### [Written instruction]
Each line below should be retyped exactly, with no pictures.

★ ★ ★ ★

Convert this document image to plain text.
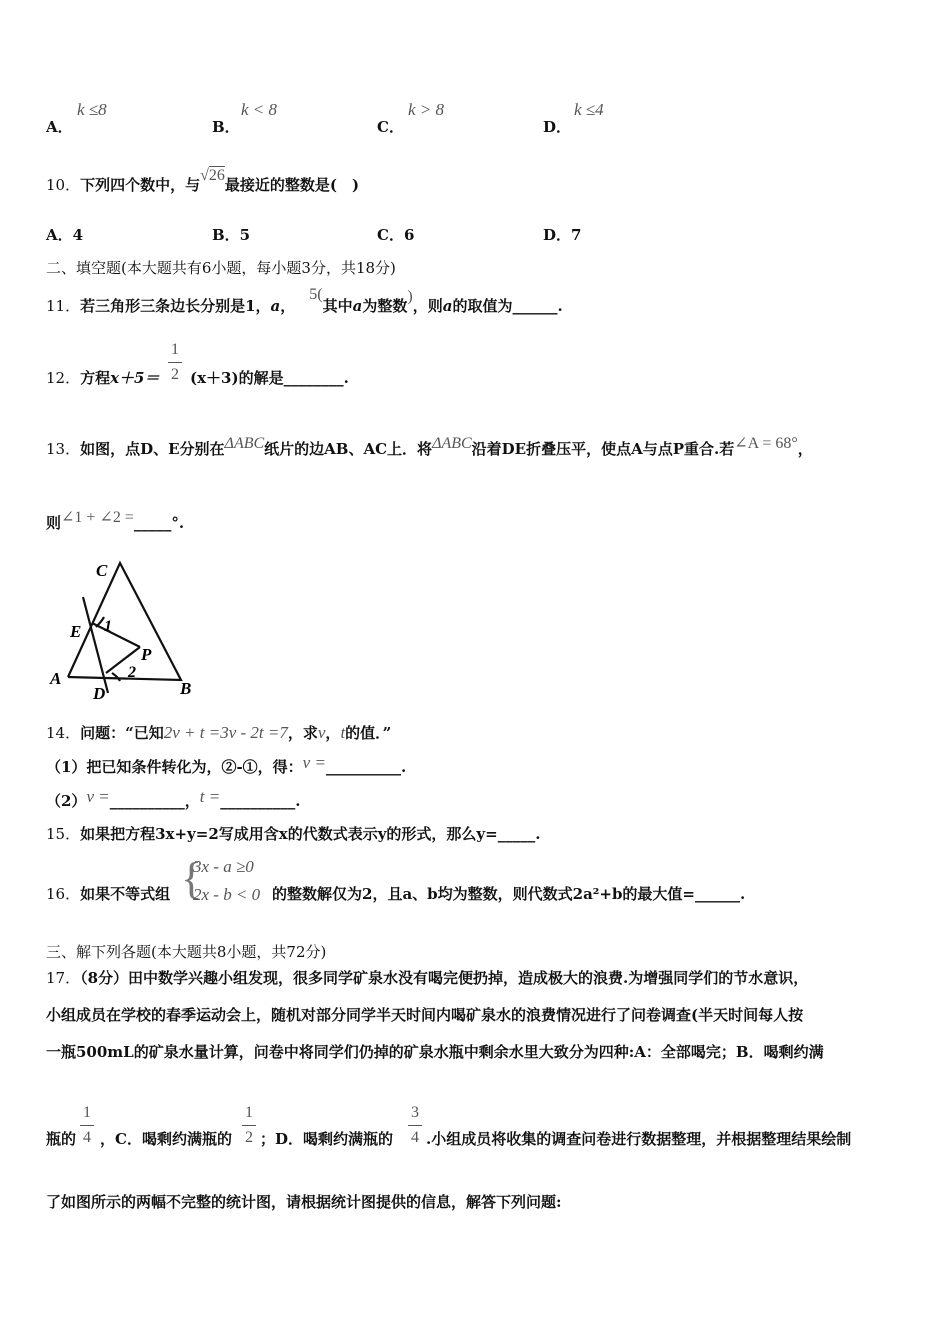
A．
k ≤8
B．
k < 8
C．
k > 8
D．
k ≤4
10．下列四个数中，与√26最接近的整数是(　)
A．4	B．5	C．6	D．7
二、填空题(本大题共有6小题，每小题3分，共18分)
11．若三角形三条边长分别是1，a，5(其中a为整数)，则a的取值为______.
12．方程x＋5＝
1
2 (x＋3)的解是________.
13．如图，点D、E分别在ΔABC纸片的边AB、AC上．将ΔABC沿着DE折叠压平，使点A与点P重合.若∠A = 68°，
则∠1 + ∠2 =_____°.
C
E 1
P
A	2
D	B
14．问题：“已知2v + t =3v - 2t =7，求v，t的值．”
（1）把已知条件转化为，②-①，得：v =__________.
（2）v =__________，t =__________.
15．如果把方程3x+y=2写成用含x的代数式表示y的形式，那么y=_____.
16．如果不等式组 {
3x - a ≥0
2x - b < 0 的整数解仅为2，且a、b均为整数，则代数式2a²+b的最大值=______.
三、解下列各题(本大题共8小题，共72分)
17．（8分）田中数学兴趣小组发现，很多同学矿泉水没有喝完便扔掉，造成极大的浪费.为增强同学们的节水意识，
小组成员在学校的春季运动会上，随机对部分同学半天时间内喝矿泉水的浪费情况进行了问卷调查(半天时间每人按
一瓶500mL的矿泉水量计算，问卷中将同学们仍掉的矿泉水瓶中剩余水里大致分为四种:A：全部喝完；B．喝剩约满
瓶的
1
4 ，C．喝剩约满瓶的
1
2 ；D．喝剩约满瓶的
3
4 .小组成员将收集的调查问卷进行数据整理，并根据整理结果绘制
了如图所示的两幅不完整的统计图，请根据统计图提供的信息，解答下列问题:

★ ★ ★ ★

### [Correct result]
Convert this document image to plain text.
A．
k ≤8
B．
k < 8
C．
k > 8
D．
k ≤4
10．下列四个数中，与√26最接近的整数是(　)
A．4	B．5	C．6	D．7
二、填空题(本大题共有6小题，每小题3分，共18分)
11．若三角形三条边长分别是1，a，5(其中a为整数)，则a的取值为______.
12．方程x＋5＝
1
2 (x＋3)的解是________.
13．如图，点D、E分别在ΔABC纸片的边AB、AC上．将ΔABC沿着DE折叠压平，使点A与点P重合.若∠A = 68°，
则∠1 + ∠2 =_____°.
C
E 1
P
A	2
D	B
14．问题：“已知2v + t =3v - 2t =7，求v，t的值．”
（1）把已知条件转化为，②-①，得：v =__________.
（2）v =__________，t =__________.
15．如果把方程3x+y=2写成用含x的代数式表示y的形式，那么y=_____.
16．如果不等式组 {
3x - a ≥0
2x - b < 0 的整数解仅为2，且a、b均为整数，则代数式2a²+b的最大值=______.
三、解下列各题(本大题共8小题，共72分)
17．（8分）田中数学兴趣小组发现，很多同学矿泉水没有喝完便扔掉，造成极大的浪费.为增强同学们的节水意识，
小组成员在学校的春季运动会上，随机对部分同学半天时间内喝矿泉水的浪费情况进行了问卷调查(半天时间每人按
一瓶500mL的矿泉水量计算，问卷中将同学们仍掉的矿泉水瓶中剩余水里大致分为四种:A：全部喝完；B．喝剩约满
瓶的
1
4 ，C．喝剩约满瓶的
1
2 ；D．喝剩约满瓶的
3
4 .小组成员将收集的调查问卷进行数据整理，并根据整理结果绘制
了如图所示的两幅不完整的统计图，请根据统计图提供的信息，解答下列问题:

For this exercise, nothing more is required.